>> Start
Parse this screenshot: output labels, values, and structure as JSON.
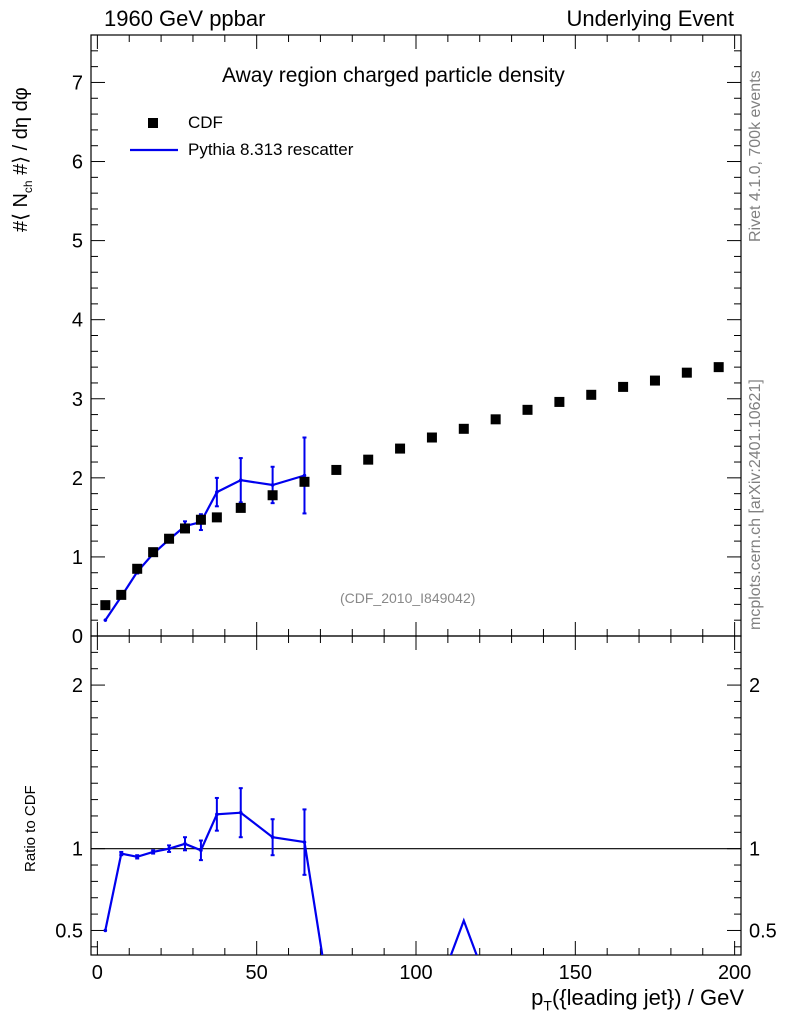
{
  "header": {
    "left": "1960 GeV ppbar",
    "right": "Underlying Event"
  },
  "side_labels": {
    "rivet": "Rivet 4.1.0,  700k events",
    "mcplots": "mcplots.cern.ch [arXiv:2401.10621]"
  },
  "chart_data": [
    {
      "type": "scatter",
      "panel": "main",
      "title": "Away region charged particle density",
      "ylabel_parts": {
        "a": "#⟨ N",
        "sub": "ch",
        "b": " #⟩ / dη dφ"
      },
      "watermark": "(CDF_2010_I849042)",
      "xlim": [
        -2,
        202
      ],
      "ylim": [
        0,
        7.6
      ],
      "yticks": [
        0,
        1,
        2,
        3,
        4,
        5,
        6,
        7
      ],
      "legend": {
        "placement": "top-left",
        "entries": [
          "CDF",
          "Pythia 8.313 rescatter"
        ]
      },
      "series": [
        {
          "name": "CDF",
          "style": "markers",
          "color": "#000000",
          "x": [
            2.5,
            7.5,
            12.5,
            17.5,
            22.5,
            27.5,
            32.5,
            37.5,
            45,
            55,
            65,
            75,
            85,
            95,
            105,
            115,
            125,
            135,
            145,
            155,
            165,
            175,
            185,
            195
          ],
          "y": [
            0.39,
            0.52,
            0.85,
            1.06,
            1.23,
            1.36,
            1.47,
            1.5,
            1.62,
            1.78,
            1.95,
            2.1,
            2.23,
            2.37,
            2.51,
            2.62,
            2.74,
            2.86,
            2.96,
            3.05,
            3.15,
            3.23,
            3.33,
            3.4
          ]
        },
        {
          "name": "Pythia 8.313 rescatter",
          "style": "line",
          "color": "#0000ee",
          "x": [
            2.5,
            7.5,
            12.5,
            17.5,
            22.5,
            27.5,
            32.5,
            37.5,
            45,
            55,
            65
          ],
          "y": [
            0.2,
            0.5,
            0.81,
            1.04,
            1.22,
            1.39,
            1.44,
            1.82,
            1.97,
            1.91,
            2.03
          ],
          "err": [
            0,
            0.02,
            0.02,
            0.02,
            0.03,
            0.06,
            0.1,
            0.18,
            0.28,
            0.23,
            0.48
          ]
        }
      ]
    },
    {
      "type": "line",
      "panel": "ratio",
      "ylabel": "Ratio to CDF",
      "xlabel_parts": {
        "a": "p",
        "sub": "T",
        "b": "({leading jet}) / GeV"
      },
      "xlim": [
        -2,
        202
      ],
      "ylim": [
        0.35,
        2.3
      ],
      "xticks": [
        0,
        50,
        100,
        150,
        200
      ],
      "yticks": [
        0.5,
        1,
        2
      ],
      "reference_line": 1,
      "series": [
        {
          "name": "Pythia 8.313 rescatter",
          "color": "#0000ee",
          "segments": [
            {
              "x": [
                2.5,
                7.5,
                12.5,
                17.5,
                22.5,
                27.5,
                32.5,
                37.5,
                45,
                55,
                65,
                71
              ],
              "y": [
                0.5,
                0.97,
                0.95,
                0.98,
                1.0,
                1.03,
                0.99,
                1.21,
                1.22,
                1.07,
                1.04,
                0.3
              ]
            },
            {
              "x": [
                110,
                115,
                120
              ],
              "y": [
                0.3,
                0.56,
                0.3
              ]
            }
          ],
          "points_x": [
            2.5,
            7.5,
            12.5,
            17.5,
            22.5,
            27.5,
            32.5,
            37.5,
            45,
            55,
            65
          ],
          "points_y": [
            0.5,
            0.97,
            0.95,
            0.98,
            1.0,
            1.03,
            0.99,
            1.21,
            1.22,
            1.07,
            1.04
          ],
          "err": [
            0,
            0.01,
            0.01,
            0.01,
            0.02,
            0.04,
            0.06,
            0.1,
            0.15,
            0.11,
            0.2
          ]
        }
      ]
    }
  ]
}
>> End
Out of the material above, gather each line where "left" appears.

Result for this exercise -
    "left": "1960 GeV ppbar",
        "placement": "top-left",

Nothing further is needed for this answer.